Every line of the records below should be restated exactly.

────────────────────

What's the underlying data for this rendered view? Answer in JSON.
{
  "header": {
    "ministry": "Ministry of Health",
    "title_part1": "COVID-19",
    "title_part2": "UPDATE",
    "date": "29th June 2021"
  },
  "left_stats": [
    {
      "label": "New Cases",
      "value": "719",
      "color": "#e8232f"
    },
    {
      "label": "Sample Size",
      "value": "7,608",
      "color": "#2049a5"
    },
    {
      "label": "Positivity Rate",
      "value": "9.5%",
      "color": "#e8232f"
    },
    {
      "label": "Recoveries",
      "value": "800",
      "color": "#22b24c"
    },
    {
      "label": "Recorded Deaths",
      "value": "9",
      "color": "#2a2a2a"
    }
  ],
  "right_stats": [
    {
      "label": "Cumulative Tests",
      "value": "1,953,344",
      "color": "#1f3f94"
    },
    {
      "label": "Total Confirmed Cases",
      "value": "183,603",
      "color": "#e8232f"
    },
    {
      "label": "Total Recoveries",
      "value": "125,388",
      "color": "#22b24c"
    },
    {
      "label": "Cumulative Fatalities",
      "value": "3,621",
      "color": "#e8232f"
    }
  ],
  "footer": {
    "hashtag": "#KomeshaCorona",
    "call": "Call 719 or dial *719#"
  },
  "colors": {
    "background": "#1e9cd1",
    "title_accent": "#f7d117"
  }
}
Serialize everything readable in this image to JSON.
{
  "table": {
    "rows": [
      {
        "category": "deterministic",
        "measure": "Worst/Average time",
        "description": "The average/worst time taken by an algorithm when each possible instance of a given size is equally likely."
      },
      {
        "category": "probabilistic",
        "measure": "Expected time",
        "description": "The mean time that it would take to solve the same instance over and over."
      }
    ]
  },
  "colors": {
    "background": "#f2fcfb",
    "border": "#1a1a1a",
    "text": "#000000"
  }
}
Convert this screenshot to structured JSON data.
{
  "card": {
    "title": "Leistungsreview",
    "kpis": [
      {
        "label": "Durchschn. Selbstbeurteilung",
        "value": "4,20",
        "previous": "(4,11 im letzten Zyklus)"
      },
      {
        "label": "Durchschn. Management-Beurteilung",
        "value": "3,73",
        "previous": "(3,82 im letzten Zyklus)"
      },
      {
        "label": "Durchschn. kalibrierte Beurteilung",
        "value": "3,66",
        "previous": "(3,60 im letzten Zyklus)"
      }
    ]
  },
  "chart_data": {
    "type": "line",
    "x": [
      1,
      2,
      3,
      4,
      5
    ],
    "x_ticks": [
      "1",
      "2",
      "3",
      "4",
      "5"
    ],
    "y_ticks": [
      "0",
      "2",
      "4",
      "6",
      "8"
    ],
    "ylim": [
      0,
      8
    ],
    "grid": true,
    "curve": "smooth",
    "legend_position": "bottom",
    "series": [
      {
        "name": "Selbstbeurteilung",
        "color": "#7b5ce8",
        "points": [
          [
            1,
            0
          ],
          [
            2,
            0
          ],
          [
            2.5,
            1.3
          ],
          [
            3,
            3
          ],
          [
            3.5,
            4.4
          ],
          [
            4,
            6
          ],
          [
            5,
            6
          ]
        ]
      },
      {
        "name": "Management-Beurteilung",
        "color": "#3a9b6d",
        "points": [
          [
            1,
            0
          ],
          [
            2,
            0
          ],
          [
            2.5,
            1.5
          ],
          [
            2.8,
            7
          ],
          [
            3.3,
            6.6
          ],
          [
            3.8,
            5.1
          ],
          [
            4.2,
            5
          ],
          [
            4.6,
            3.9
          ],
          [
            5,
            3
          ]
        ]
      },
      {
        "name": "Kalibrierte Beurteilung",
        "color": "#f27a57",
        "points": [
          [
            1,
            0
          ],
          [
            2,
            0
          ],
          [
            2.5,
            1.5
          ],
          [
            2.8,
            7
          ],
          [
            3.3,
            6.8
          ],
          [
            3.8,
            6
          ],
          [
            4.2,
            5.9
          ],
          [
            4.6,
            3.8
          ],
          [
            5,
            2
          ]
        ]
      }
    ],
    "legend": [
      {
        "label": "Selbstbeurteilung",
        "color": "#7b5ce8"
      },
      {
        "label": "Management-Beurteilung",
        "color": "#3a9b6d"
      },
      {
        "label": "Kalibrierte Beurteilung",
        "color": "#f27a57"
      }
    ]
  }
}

────────────────────

### Correct result
What's the underlying data for this rendered view? Answer in JSON.
{
  "header": {
    "ministry": "Ministry of Health",
    "title_part1": "COVID-19",
    "title_part2": "UPDATE",
    "date": "29th June 2021"
  },
  "left_stats": [
    {
      "label": "New Cases",
      "value": "719",
      "color": "#e8232f"
    },
    {
      "label": "Sample Size",
      "value": "7,608",
      "color": "#2049a5"
    },
    {
      "label": "Positivity Rate",
      "value": "9.5%",
      "color": "#e8232f"
    },
    {
      "label": "Recoveries",
      "value": "800",
      "color": "#22b24c"
    },
    {
      "label": "Recorded Deaths",
      "value": "9",
      "color": "#2a2a2a"
    }
  ],
  "right_stats": [
    {
      "label": "Cumulative Tests",
      "value": "1,953,344",
      "color": "#1f3f94"
    },
    {
      "label": "Total Confirmed Cases",
      "value": "183,603",
      "color": "#e8232f"
    },
    {
      "label": "Total Recoveries",
      "value": "125,388",
      "color": "#22b24c"
    },
    {
      "label": "Cumulative Fatalities",
      "value": "3,621",
      "color": "#e8232f"
    }
  ],
  "footer": {
    "hashtag": "#KomeshaCorona",
    "call": "Call 719 or dial *719#"
  },
  "colors": {
    "background": "#1e9cd1",
    "title_accent": "#f7d117"
  }
}
Serialize everything readable in this image to JSON.
{
  "table": {
    "rows": [
      {
        "category": "deterministic",
        "measure": "Worst/Average time",
        "description": "The average/worst time taken by an algorithm when each possible instance of a given size is equally likely."
      },
      {
        "category": "probabilistic",
        "measure": "Expected time",
        "description": "The mean time that it would take to solve the same instance over and over."
      }
    ]
  },
  "colors": {
    "background": "#f2fcfb",
    "border": "#1a1a1a",
    "text": "#000000"
  }
}
Convert this screenshot to structured JSON data.
{
  "card": {
    "title": "Leistungsreview",
    "kpis": [
      {
        "label": "Durchschn. Selbstbeurteilung",
        "value": "4,20",
        "previous": "(4,11 im letzten Zyklus)"
      },
      {
        "label": "Durchschn. Management-Beurteilung",
        "value": "3,73",
        "previous": "(3,82 im letzten Zyklus)"
      },
      {
        "label": "Durchschn. kalibrierte Beurteilung",
        "value": "3,66",
        "previous": "(3,60 im letzten Zyklus)"
      }
    ]
  },
  "chart_data": {
    "type": "line",
    "x": [
      1,
      2,
      3,
      4,
      5
    ],
    "x_ticks": [
      "1",
      "2",
      "3",
      "4",
      "5"
    ],
    "y_ticks": [
      "0",
      "2",
      "4",
      "6",
      "8"
    ],
    "ylim": [
      0,
      8
    ],
    "grid": true,
    "curve": "smooth",
    "legend_position": "bottom",
    "series": [
      {
        "name": "Selbstbeurteilung",
        "color": "#7b5ce8",
        "points": [
          [
            1,
            0
          ],
          [
            2,
            0
          ],
          [
            2.5,
            1.3
          ],
          [
            3,
            3
          ],
          [
            3.5,
            4.4
          ],
          [
            4,
            6
          ],
          [
            5,
            6
          ]
        ]
      },
      {
        "name": "Management-Beurteilung",
        "color": "#3a9b6d",
        "points": [
          [
            1,
            0
          ],
          [
            2,
            0
          ],
          [
            2.5,
            1.5
          ],
          [
            2.8,
            7
          ],
          [
            3.3,
            6.6
          ],
          [
            3.8,
            5.1
          ],
          [
            4.2,
            5
          ],
          [
            4.6,
            3.9
          ],
          [
            5,
            3
          ]
        ]
      },
      {
        "name": "Kalibrierte Beurteilung",
        "color": "#f27a57",
        "points": [
          [
            1,
            0
          ],
          [
            2,
            0
          ],
          [
            2.5,
            1.5
          ],
          [
            2.8,
            7
          ],
          [
            3.3,
            6.8
          ],
          [
            3.8,
            6
          ],
          [
            4.2,
            5.9
          ],
          [
            4.6,
            3.8
          ],
          [
            5,
            2
          ]
        ]
      }
    ],
    "legend": [
      {
        "label": "Selbstbeurteilung",
        "color": "#7b5ce8"
      },
      {
        "label": "Management-Beurteilung",
        "color": "#3a9b6d"
      },
      {
        "label": "Kalibrierte Beurteilung",
        "color": "#f27a57"
      }
    ]
  }
}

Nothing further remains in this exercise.